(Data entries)
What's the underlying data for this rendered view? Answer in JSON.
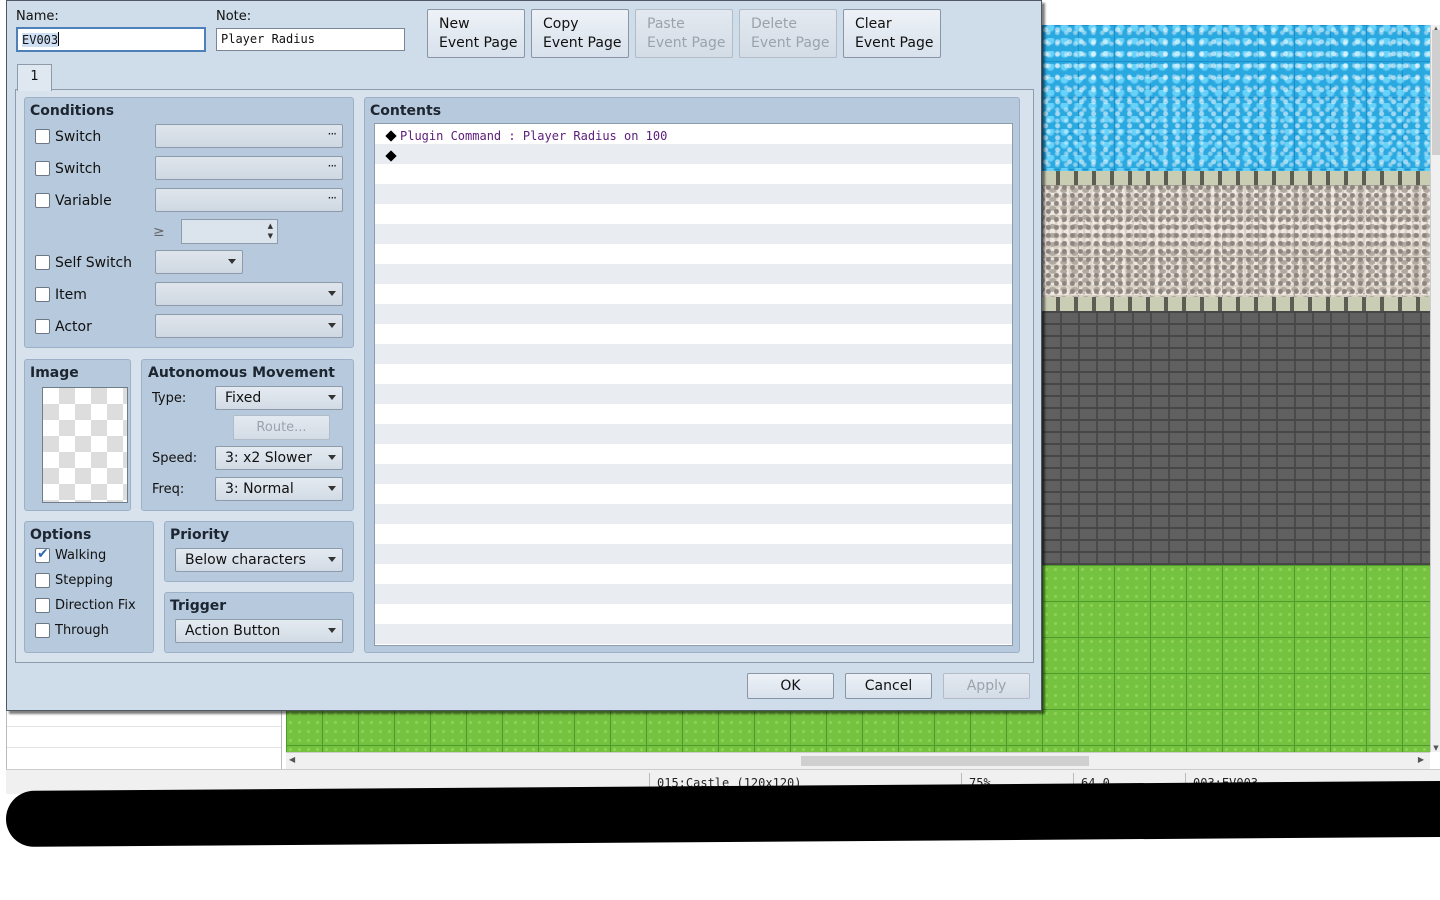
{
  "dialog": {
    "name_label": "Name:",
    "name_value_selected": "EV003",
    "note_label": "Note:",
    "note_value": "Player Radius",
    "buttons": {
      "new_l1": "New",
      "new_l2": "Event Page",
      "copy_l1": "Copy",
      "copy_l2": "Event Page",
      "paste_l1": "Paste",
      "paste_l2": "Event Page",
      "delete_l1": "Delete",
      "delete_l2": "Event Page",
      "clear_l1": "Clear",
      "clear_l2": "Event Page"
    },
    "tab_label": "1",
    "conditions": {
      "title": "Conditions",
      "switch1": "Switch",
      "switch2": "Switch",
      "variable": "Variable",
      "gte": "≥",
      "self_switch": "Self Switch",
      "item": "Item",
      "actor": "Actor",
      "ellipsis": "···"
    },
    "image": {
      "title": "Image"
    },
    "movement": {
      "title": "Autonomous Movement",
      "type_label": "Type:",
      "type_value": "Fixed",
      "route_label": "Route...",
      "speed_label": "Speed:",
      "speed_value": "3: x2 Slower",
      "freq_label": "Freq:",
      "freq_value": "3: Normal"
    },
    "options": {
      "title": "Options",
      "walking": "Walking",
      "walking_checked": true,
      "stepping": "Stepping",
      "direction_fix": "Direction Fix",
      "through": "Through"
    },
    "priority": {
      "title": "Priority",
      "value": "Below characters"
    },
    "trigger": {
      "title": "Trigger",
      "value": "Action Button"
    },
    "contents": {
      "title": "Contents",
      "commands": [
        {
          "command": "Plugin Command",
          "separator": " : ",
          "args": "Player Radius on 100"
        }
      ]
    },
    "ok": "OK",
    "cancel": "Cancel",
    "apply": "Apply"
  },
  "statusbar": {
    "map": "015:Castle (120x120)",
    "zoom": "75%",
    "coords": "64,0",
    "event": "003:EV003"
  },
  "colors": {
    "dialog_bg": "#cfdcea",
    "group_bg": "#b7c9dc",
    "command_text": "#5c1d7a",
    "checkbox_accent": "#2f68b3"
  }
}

**WHAT THE EXERCISE ASKS:**
Quote the records in their entirety, keeping the wording exact and excluding pictures.

**PROBLEM SOLUTION:**
What's the underlying data for this rendered view? Answer in JSON.
{
  "dialog": {
    "name_label": "Name:",
    "name_value_selected": "EV003",
    "note_label": "Note:",
    "note_value": "Player Radius",
    "buttons": {
      "new_l1": "New",
      "new_l2": "Event Page",
      "copy_l1": "Copy",
      "copy_l2": "Event Page",
      "paste_l1": "Paste",
      "paste_l2": "Event Page",
      "delete_l1": "Delete",
      "delete_l2": "Event Page",
      "clear_l1": "Clear",
      "clear_l2": "Event Page"
    },
    "tab_label": "1",
    "conditions": {
      "title": "Conditions",
      "switch1": "Switch",
      "switch2": "Switch",
      "variable": "Variable",
      "gte": "≥",
      "self_switch": "Self Switch",
      "item": "Item",
      "actor": "Actor",
      "ellipsis": "···"
    },
    "image": {
      "title": "Image"
    },
    "movement": {
      "title": "Autonomous Movement",
      "type_label": "Type:",
      "type_value": "Fixed",
      "route_label": "Route...",
      "speed_label": "Speed:",
      "speed_value": "3: x2 Slower",
      "freq_label": "Freq:",
      "freq_value": "3: Normal"
    },
    "options": {
      "title": "Options",
      "walking": "Walking",
      "walking_checked": true,
      "stepping": "Stepping",
      "direction_fix": "Direction Fix",
      "through": "Through"
    },
    "priority": {
      "title": "Priority",
      "value": "Below characters"
    },
    "trigger": {
      "title": "Trigger",
      "value": "Action Button"
    },
    "contents": {
      "title": "Contents",
      "commands": [
        {
          "command": "Plugin Command",
          "separator": " : ",
          "args": "Player Radius on 100"
        }
      ]
    },
    "ok": "OK",
    "cancel": "Cancel",
    "apply": "Apply"
  },
  "statusbar": {
    "map": "015:Castle (120x120)",
    "zoom": "75%",
    "coords": "64,0",
    "event": "003:EV003"
  },
  "colors": {
    "dialog_bg": "#cfdcea",
    "group_bg": "#b7c9dc",
    "command_text": "#5c1d7a",
    "checkbox_accent": "#2f68b3"
  }
}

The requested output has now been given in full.